* **Description of the task**
Only the lines holding the string "Science" are needed. Copy each one.

* **Material supplied**
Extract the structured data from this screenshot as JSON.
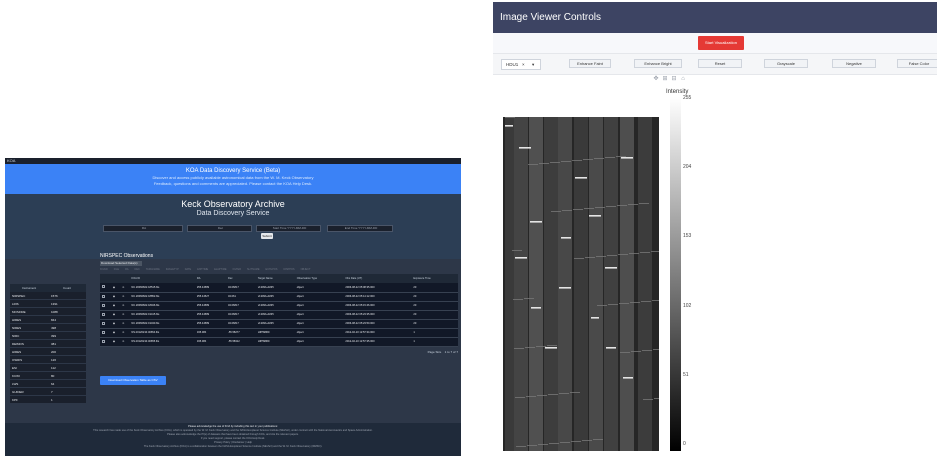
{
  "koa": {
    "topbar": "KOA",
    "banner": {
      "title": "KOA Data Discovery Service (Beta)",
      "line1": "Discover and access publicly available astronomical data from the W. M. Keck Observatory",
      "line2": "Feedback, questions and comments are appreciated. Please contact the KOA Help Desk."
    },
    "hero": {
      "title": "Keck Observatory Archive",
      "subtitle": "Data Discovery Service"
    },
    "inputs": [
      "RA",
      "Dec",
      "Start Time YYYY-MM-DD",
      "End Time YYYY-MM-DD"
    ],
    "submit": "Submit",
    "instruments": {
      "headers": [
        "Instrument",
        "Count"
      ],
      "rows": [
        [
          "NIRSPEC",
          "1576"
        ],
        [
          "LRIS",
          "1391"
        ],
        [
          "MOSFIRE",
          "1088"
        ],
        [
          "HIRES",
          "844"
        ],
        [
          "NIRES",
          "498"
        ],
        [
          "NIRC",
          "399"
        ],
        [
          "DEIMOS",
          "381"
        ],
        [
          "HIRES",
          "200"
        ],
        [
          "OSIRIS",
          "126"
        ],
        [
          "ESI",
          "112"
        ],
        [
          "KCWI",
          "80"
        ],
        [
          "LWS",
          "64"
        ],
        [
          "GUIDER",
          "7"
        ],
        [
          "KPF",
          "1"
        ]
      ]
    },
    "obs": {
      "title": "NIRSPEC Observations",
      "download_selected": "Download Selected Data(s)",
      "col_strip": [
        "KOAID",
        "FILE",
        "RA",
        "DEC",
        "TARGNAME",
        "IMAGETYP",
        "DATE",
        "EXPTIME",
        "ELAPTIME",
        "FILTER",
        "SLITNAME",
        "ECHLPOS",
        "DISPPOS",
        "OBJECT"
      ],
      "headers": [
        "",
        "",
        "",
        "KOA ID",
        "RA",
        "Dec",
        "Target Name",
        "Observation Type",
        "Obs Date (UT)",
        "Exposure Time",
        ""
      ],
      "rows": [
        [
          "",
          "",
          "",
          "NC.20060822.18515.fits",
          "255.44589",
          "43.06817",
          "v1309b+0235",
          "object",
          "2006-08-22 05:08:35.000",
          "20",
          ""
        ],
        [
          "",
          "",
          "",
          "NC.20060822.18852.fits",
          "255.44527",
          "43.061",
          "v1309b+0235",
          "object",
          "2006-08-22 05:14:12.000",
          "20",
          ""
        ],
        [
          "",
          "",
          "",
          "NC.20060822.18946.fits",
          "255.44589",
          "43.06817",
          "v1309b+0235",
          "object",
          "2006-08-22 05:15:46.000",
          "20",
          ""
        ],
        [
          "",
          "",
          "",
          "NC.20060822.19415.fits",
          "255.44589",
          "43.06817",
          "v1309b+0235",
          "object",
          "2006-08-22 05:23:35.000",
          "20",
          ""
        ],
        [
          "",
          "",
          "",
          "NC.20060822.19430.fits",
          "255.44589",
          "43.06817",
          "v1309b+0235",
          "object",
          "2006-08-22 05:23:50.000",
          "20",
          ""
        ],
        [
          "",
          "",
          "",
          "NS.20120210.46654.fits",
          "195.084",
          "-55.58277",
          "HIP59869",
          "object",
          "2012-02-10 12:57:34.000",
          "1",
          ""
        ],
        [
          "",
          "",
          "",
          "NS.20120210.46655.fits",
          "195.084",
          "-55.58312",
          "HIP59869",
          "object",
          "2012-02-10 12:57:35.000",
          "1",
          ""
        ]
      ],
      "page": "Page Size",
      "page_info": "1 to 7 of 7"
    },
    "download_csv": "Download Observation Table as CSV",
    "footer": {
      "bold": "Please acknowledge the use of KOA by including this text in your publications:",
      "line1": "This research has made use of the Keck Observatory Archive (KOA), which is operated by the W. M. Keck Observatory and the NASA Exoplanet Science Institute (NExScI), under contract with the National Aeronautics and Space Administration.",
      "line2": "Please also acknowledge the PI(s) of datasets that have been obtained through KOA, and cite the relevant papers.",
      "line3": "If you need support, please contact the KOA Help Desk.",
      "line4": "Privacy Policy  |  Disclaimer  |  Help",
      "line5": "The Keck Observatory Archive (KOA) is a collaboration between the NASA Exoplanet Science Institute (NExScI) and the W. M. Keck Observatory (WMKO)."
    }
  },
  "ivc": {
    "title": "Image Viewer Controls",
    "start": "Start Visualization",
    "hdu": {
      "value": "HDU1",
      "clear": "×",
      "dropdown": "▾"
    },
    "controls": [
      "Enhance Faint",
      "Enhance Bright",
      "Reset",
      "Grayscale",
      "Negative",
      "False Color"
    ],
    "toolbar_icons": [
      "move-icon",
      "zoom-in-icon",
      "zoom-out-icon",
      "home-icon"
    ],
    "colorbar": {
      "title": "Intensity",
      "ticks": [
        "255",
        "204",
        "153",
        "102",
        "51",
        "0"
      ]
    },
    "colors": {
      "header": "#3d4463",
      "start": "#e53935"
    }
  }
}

* **The response**
      "line1": "This research has made use of the Keck Observatory Archive (KOA), which is operated by the W. M. Keck Observatory and the NASA Exoplanet Science Institute (NExScI), under contract with the National Aeronautics and Space Administration.",
      "line5": "The Keck Observatory Archive (KOA) is a collaboration between the NASA Exoplanet Science Institute (NExScI) and the W. M. Keck Observatory (WMKO)."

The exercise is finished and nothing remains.